From the listing below, select every line where the word "управления" appears.

begin Raw records

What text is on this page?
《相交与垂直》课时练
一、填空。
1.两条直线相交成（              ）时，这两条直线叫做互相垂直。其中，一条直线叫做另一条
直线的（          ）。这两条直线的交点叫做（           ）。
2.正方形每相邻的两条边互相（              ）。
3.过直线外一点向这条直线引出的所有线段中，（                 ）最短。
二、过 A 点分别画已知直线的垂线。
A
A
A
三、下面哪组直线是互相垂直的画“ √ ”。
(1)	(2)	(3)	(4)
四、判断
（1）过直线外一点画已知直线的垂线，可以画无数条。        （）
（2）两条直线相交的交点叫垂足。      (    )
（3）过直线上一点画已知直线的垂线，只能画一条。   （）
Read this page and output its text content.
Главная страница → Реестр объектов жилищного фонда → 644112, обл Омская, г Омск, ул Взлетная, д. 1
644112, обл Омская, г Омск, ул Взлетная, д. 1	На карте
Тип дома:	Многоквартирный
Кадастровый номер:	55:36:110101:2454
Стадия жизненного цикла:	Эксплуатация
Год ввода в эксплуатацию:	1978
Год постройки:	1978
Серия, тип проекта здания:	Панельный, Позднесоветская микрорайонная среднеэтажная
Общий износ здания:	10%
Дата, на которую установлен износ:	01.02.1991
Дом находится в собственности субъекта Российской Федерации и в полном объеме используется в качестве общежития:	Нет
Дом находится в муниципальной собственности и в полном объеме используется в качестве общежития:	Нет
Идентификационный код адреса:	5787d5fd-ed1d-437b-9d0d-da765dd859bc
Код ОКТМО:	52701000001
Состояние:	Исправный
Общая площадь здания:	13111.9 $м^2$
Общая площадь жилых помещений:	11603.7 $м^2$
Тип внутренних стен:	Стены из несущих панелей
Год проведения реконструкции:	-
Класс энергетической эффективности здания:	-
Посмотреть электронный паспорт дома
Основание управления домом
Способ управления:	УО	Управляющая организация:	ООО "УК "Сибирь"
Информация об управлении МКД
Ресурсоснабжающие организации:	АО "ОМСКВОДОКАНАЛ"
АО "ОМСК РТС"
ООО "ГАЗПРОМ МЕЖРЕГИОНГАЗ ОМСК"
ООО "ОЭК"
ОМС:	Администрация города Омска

end Raw records

Exercise result:
Основание управления домом
Способ управления:	УО	Управляющая организация:	ООО "УК "Сибирь"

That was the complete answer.